_Problem details_
Repeat the listing below in full, exactly as it stands.

_Stored rows_
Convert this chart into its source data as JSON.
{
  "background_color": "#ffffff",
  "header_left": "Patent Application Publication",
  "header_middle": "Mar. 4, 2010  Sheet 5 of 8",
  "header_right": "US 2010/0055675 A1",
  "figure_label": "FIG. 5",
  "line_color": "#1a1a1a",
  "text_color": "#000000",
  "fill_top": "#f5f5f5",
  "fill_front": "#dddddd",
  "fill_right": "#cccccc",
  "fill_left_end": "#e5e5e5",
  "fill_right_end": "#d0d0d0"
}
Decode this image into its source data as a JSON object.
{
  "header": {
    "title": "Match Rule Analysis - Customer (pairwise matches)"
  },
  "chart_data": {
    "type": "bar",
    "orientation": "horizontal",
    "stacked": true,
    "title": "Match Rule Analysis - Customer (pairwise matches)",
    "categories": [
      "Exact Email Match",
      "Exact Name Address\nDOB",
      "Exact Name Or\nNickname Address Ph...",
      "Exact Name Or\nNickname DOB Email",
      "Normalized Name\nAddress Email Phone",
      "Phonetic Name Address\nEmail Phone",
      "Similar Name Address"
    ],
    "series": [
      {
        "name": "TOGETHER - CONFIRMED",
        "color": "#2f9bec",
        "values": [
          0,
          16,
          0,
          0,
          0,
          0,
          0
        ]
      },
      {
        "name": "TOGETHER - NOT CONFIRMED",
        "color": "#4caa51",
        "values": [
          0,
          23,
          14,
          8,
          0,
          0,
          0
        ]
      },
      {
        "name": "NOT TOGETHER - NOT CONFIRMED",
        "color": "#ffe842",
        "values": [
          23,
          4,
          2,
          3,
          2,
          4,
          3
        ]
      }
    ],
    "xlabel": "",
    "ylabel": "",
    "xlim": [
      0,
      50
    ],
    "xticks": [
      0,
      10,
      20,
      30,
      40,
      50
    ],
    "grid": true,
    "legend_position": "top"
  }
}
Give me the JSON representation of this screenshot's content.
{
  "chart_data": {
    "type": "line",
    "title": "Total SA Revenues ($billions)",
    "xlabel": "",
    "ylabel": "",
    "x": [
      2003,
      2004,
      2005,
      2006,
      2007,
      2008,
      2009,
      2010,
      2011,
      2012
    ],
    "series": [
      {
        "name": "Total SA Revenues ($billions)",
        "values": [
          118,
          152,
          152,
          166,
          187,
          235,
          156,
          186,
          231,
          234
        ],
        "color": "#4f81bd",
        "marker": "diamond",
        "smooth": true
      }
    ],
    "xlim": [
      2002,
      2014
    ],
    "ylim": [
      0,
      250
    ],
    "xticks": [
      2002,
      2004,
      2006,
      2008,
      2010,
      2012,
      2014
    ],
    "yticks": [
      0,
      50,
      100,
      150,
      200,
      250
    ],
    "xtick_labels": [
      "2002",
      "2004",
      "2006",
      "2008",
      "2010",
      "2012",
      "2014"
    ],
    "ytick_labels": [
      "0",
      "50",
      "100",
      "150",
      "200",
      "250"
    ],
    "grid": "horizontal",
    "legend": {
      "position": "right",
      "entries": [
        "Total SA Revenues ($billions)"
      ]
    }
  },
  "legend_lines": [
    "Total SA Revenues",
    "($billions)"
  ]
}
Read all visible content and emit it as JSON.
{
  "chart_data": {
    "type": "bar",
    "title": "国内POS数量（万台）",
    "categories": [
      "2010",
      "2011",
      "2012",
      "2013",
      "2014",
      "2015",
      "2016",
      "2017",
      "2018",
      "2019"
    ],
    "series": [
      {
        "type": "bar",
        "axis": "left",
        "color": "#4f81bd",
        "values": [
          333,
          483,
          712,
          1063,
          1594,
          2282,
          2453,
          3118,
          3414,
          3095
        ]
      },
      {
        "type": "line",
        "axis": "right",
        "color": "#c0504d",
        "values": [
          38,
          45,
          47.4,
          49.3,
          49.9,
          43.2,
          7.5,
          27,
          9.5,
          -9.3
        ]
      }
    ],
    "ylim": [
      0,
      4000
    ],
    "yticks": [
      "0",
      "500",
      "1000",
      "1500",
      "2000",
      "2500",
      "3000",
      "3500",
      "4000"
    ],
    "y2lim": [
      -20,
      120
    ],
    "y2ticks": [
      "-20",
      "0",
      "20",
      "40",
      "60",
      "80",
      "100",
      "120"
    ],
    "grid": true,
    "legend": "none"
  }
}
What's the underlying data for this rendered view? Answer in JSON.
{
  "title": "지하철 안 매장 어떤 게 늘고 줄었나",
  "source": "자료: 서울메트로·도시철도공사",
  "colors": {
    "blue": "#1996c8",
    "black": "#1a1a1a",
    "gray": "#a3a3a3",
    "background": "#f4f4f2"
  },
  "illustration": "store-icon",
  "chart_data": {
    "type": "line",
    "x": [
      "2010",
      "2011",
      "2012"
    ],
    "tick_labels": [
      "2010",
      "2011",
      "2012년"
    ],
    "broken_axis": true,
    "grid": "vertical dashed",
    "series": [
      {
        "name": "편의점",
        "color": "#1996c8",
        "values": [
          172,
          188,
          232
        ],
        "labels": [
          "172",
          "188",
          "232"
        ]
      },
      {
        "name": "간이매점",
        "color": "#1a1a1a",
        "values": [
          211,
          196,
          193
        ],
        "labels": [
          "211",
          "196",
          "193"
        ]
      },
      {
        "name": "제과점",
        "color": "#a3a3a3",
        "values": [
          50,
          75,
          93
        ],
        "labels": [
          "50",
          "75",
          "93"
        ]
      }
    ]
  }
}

_Answer to the exercise_
Convert this chart into its source data as JSON.
{
  "background_color": "#ffffff",
  "header_left": "Patent Application Publication",
  "header_middle": "Mar. 4, 2010  Sheet 5 of 8",
  "header_right": "US 2010/0055675 A1",
  "figure_label": "FIG. 5",
  "line_color": "#1a1a1a",
  "text_color": "#000000",
  "fill_top": "#f5f5f5",
  "fill_front": "#dddddd",
  "fill_right": "#cccccc",
  "fill_left_end": "#e5e5e5",
  "fill_right_end": "#d0d0d0"
}
Decode this image into its source data as a JSON object.
{
  "header": {
    "title": "Match Rule Analysis - Customer (pairwise matches)"
  },
  "chart_data": {
    "type": "bar",
    "orientation": "horizontal",
    "stacked": true,
    "title": "Match Rule Analysis - Customer (pairwise matches)",
    "categories": [
      "Exact Email Match",
      "Exact Name Address\nDOB",
      "Exact Name Or\nNickname Address Ph...",
      "Exact Name Or\nNickname DOB Email",
      "Normalized Name\nAddress Email Phone",
      "Phonetic Name Address\nEmail Phone",
      "Similar Name Address"
    ],
    "series": [
      {
        "name": "TOGETHER - CONFIRMED",
        "color": "#2f9bec",
        "values": [
          0,
          16,
          0,
          0,
          0,
          0,
          0
        ]
      },
      {
        "name": "TOGETHER - NOT CONFIRMED",
        "color": "#4caa51",
        "values": [
          0,
          23,
          14,
          8,
          0,
          0,
          0
        ]
      },
      {
        "name": "NOT TOGETHER - NOT CONFIRMED",
        "color": "#ffe842",
        "values": [
          23,
          4,
          2,
          3,
          2,
          4,
          3
        ]
      }
    ],
    "xlabel": "",
    "ylabel": "",
    "xlim": [
      0,
      50
    ],
    "xticks": [
      0,
      10,
      20,
      30,
      40,
      50
    ],
    "grid": true,
    "legend_position": "top"
  }
}
Give me the JSON representation of this screenshot's content.
{
  "chart_data": {
    "type": "line",
    "title": "Total SA Revenues ($billions)",
    "xlabel": "",
    "ylabel": "",
    "x": [
      2003,
      2004,
      2005,
      2006,
      2007,
      2008,
      2009,
      2010,
      2011,
      2012
    ],
    "series": [
      {
        "name": "Total SA Revenues ($billions)",
        "values": [
          118,
          152,
          152,
          166,
          187,
          235,
          156,
          186,
          231,
          234
        ],
        "color": "#4f81bd",
        "marker": "diamond",
        "smooth": true
      }
    ],
    "xlim": [
      2002,
      2014
    ],
    "ylim": [
      0,
      250
    ],
    "xticks": [
      2002,
      2004,
      2006,
      2008,
      2010,
      2012,
      2014
    ],
    "yticks": [
      0,
      50,
      100,
      150,
      200,
      250
    ],
    "xtick_labels": [
      "2002",
      "2004",
      "2006",
      "2008",
      "2010",
      "2012",
      "2014"
    ],
    "ytick_labels": [
      "0",
      "50",
      "100",
      "150",
      "200",
      "250"
    ],
    "grid": "horizontal",
    "legend": {
      "position": "right",
      "entries": [
        "Total SA Revenues ($billions)"
      ]
    }
  },
  "legend_lines": [
    "Total SA Revenues",
    "($billions)"
  ]
}
Read all visible content and emit it as JSON.
{
  "chart_data": {
    "type": "bar",
    "title": "国内POS数量（万台）",
    "categories": [
      "2010",
      "2011",
      "2012",
      "2013",
      "2014",
      "2015",
      "2016",
      "2017",
      "2018",
      "2019"
    ],
    "series": [
      {
        "type": "bar",
        "axis": "left",
        "color": "#4f81bd",
        "values": [
          333,
          483,
          712,
          1063,
          1594,
          2282,
          2453,
          3118,
          3414,
          3095
        ]
      },
      {
        "type": "line",
        "axis": "right",
        "color": "#c0504d",
        "values": [
          38,
          45,
          47.4,
          49.3,
          49.9,
          43.2,
          7.5,
          27,
          9.5,
          -9.3
        ]
      }
    ],
    "ylim": [
      0,
      4000
    ],
    "yticks": [
      "0",
      "500",
      "1000",
      "1500",
      "2000",
      "2500",
      "3000",
      "3500",
      "4000"
    ],
    "y2lim": [
      -20,
      120
    ],
    "y2ticks": [
      "-20",
      "0",
      "20",
      "40",
      "60",
      "80",
      "100",
      "120"
    ],
    "grid": true,
    "legend": "none"
  }
}
What's the underlying data for this rendered view? Answer in JSON.
{
  "title": "지하철 안 매장 어떤 게 늘고 줄었나",
  "source": "자료: 서울메트로·도시철도공사",
  "colors": {
    "blue": "#1996c8",
    "black": "#1a1a1a",
    "gray": "#a3a3a3",
    "background": "#f4f4f2"
  },
  "illustration": "store-icon",
  "chart_data": {
    "type": "line",
    "x": [
      "2010",
      "2011",
      "2012"
    ],
    "tick_labels": [
      "2010",
      "2011",
      "2012년"
    ],
    "broken_axis": true,
    "grid": "vertical dashed",
    "series": [
      {
        "name": "편의점",
        "color": "#1996c8",
        "values": [
          172,
          188,
          232
        ],
        "labels": [
          "172",
          "188",
          "232"
        ]
      },
      {
        "name": "간이매점",
        "color": "#1a1a1a",
        "values": [
          211,
          196,
          193
        ],
        "labels": [
          "211",
          "196",
          "193"
        ]
      },
      {
        "name": "제과점",
        "color": "#a3a3a3",
        "values": [
          50,
          75,
          93
        ],
        "labels": [
          "50",
          "75",
          "93"
        ]
      }
    ]
  }
}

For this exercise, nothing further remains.